WHAT THE EXERCISE ASKS. Wherever a line holds the string "left", copy that line.

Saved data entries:
%%

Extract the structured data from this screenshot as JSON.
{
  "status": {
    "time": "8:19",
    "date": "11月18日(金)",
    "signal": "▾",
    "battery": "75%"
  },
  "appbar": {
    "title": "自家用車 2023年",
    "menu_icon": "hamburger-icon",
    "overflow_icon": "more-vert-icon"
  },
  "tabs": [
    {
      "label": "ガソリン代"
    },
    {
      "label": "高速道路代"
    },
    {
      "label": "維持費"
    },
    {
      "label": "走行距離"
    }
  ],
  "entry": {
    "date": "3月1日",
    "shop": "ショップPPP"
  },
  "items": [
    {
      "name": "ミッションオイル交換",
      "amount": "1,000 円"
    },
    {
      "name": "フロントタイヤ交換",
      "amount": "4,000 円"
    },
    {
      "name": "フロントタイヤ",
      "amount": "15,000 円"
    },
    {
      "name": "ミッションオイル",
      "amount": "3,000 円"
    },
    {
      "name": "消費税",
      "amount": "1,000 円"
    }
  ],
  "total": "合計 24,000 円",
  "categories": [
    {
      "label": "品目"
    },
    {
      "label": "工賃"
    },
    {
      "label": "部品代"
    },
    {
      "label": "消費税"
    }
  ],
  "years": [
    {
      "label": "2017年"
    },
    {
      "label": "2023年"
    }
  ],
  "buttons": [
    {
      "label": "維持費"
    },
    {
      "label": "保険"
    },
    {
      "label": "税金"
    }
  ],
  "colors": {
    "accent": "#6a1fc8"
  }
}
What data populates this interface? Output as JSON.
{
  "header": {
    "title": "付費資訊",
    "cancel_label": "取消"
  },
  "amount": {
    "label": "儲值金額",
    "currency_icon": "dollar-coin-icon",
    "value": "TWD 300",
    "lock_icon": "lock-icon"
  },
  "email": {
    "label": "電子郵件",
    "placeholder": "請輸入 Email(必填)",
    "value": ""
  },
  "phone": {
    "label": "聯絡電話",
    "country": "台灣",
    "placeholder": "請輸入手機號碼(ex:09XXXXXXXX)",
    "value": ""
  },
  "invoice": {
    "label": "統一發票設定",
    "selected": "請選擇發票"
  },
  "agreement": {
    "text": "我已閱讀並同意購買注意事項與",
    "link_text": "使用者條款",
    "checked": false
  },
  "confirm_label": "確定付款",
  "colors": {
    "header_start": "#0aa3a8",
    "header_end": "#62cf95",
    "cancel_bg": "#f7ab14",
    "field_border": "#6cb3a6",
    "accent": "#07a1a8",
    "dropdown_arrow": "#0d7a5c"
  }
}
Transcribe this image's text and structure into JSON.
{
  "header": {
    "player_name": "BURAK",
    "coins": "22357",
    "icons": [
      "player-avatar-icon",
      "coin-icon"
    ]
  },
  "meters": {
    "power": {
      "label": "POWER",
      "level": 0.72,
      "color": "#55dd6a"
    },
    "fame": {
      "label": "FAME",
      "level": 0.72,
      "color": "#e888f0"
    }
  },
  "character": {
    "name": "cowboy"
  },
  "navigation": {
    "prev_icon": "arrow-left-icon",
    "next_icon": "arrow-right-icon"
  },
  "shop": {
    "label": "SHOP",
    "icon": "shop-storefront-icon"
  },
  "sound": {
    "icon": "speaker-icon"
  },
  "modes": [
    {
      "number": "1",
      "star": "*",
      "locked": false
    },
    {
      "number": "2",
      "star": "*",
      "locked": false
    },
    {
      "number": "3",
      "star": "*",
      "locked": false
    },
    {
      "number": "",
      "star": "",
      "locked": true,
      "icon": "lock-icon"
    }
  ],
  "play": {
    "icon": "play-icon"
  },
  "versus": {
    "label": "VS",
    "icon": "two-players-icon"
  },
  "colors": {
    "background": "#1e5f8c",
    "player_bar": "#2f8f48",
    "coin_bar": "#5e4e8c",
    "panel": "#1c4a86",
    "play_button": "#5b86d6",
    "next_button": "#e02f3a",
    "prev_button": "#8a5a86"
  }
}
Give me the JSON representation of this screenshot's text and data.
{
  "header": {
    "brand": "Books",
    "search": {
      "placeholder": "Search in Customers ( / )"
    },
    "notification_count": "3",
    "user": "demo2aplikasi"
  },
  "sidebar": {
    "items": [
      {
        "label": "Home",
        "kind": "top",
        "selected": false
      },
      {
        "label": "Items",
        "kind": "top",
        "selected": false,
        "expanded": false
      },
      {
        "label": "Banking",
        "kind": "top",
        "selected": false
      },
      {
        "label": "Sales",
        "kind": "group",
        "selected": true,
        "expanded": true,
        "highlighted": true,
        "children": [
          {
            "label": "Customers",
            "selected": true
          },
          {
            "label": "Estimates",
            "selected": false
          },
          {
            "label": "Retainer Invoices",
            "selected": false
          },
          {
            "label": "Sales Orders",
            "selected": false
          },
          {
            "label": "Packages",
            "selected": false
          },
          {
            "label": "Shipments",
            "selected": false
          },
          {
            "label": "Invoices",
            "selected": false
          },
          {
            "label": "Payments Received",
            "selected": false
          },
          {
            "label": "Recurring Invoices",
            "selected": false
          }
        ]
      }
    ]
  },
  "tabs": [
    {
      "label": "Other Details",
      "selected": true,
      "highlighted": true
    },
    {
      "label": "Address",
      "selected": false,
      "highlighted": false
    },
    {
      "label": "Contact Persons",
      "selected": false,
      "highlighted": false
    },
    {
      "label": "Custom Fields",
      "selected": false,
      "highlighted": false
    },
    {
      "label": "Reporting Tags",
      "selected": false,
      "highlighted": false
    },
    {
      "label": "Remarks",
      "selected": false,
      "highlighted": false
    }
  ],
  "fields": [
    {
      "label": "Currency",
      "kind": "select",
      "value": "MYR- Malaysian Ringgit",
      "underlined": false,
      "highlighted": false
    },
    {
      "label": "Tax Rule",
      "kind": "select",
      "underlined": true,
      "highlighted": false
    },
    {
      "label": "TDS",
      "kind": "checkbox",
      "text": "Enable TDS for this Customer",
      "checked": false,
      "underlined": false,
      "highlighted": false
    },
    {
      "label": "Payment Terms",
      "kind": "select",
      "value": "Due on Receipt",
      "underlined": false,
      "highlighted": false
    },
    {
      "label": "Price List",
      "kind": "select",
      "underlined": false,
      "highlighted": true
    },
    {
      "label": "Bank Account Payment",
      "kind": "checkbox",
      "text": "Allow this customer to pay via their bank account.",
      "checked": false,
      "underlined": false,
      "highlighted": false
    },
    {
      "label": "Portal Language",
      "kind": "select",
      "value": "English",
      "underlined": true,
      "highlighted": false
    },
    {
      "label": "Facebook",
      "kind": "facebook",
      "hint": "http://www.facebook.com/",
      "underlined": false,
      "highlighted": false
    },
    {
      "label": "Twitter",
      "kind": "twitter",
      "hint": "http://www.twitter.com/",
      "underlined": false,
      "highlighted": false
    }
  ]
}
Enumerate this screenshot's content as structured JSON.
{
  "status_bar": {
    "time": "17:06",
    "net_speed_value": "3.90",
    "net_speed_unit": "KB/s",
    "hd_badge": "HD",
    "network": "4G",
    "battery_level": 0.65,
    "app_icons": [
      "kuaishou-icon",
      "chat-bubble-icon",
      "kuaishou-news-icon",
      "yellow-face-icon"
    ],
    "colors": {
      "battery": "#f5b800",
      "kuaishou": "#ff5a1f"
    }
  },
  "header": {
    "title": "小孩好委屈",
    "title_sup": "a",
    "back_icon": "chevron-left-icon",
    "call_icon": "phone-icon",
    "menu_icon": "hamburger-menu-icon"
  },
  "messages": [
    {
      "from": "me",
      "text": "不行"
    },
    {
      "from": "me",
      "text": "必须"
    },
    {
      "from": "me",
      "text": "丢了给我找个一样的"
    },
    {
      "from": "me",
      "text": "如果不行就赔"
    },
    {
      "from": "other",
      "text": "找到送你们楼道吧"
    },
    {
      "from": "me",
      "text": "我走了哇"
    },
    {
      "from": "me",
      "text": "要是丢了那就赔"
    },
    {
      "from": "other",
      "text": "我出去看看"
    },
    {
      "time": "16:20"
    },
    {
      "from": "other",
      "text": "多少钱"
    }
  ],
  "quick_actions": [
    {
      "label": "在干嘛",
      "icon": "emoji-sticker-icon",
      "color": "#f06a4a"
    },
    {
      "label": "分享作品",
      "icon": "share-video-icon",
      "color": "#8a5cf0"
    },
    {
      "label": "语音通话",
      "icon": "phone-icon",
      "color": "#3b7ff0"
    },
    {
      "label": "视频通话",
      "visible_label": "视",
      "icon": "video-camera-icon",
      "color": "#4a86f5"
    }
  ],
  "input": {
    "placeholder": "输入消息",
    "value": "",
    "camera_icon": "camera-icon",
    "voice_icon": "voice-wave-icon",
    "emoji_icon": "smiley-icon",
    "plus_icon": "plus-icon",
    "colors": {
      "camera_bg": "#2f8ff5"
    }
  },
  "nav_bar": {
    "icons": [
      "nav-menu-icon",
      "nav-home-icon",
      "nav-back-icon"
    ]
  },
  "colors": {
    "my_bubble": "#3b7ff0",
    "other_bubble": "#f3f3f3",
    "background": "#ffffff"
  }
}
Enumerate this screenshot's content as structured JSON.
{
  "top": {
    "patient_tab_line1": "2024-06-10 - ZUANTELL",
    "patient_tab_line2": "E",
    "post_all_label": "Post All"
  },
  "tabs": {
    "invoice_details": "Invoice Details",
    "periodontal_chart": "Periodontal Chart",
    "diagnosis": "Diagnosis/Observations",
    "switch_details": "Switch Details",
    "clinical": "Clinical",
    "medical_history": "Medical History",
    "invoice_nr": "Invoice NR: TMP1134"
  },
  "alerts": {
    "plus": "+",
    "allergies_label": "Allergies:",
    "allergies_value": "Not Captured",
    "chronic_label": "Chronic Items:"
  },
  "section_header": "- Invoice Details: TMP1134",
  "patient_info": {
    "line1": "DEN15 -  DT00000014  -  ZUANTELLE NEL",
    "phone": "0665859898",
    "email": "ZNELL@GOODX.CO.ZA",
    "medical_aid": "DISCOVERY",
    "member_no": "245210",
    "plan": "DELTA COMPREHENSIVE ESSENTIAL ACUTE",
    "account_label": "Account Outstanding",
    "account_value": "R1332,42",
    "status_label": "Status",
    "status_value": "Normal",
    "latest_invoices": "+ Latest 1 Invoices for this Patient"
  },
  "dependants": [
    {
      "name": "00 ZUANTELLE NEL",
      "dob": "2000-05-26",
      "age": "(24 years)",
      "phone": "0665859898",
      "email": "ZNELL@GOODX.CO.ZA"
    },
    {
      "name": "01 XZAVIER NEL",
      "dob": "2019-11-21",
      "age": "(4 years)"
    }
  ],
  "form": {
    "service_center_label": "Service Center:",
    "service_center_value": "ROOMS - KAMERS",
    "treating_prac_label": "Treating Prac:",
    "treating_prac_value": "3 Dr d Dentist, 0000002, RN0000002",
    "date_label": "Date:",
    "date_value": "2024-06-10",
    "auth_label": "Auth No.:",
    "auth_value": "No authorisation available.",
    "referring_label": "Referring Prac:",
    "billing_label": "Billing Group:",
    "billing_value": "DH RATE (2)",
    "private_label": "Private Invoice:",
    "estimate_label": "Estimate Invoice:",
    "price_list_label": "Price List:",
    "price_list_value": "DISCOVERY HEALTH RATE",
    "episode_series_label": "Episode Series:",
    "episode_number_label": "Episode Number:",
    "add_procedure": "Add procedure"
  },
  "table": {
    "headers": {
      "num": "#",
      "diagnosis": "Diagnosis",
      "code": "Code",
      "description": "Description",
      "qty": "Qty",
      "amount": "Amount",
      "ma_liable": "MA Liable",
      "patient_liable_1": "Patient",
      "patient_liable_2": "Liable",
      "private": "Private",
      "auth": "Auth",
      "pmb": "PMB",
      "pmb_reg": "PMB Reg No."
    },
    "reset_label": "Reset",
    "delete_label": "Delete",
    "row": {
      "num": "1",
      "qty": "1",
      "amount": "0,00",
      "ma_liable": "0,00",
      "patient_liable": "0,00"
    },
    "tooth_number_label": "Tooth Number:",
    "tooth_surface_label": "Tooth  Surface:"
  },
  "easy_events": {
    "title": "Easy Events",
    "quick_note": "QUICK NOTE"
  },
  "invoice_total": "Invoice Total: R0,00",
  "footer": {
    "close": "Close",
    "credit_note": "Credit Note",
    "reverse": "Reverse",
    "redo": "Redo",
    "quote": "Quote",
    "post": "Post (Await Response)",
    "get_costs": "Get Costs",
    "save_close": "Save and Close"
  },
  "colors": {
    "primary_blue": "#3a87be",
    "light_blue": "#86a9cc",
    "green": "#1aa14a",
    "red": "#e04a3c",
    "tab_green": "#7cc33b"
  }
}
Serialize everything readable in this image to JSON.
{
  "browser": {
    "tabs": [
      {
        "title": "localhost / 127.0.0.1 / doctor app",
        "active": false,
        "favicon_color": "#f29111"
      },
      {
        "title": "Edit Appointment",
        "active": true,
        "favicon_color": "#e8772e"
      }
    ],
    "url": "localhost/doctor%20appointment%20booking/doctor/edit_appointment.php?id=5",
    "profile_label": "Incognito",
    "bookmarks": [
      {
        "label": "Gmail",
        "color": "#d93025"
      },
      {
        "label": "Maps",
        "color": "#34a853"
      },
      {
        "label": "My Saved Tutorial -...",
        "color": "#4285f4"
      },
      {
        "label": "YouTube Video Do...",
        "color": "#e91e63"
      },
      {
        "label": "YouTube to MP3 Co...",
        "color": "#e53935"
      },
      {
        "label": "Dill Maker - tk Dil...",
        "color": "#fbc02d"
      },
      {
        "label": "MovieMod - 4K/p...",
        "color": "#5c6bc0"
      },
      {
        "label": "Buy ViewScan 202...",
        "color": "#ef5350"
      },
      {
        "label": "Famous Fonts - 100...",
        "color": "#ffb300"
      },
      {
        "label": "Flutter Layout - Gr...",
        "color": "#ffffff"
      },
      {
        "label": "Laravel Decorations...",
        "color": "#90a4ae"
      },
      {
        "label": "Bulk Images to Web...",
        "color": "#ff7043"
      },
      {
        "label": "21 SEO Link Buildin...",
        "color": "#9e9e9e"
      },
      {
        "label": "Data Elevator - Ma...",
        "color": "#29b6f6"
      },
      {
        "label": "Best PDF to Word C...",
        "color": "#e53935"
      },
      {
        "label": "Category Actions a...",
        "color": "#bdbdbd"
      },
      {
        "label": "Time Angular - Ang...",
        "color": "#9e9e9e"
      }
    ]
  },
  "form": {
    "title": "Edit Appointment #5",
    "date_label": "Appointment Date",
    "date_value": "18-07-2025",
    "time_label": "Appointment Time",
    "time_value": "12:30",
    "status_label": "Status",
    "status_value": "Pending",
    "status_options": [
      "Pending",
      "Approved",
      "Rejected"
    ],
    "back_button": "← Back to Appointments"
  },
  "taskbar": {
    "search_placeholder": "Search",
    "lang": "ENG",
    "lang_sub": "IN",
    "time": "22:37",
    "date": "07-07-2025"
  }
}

%%

RESPONSE TO THE EXERCISE.
    "prev_icon": "arrow-left-icon",
    "back_icon": "chevron-left-icon",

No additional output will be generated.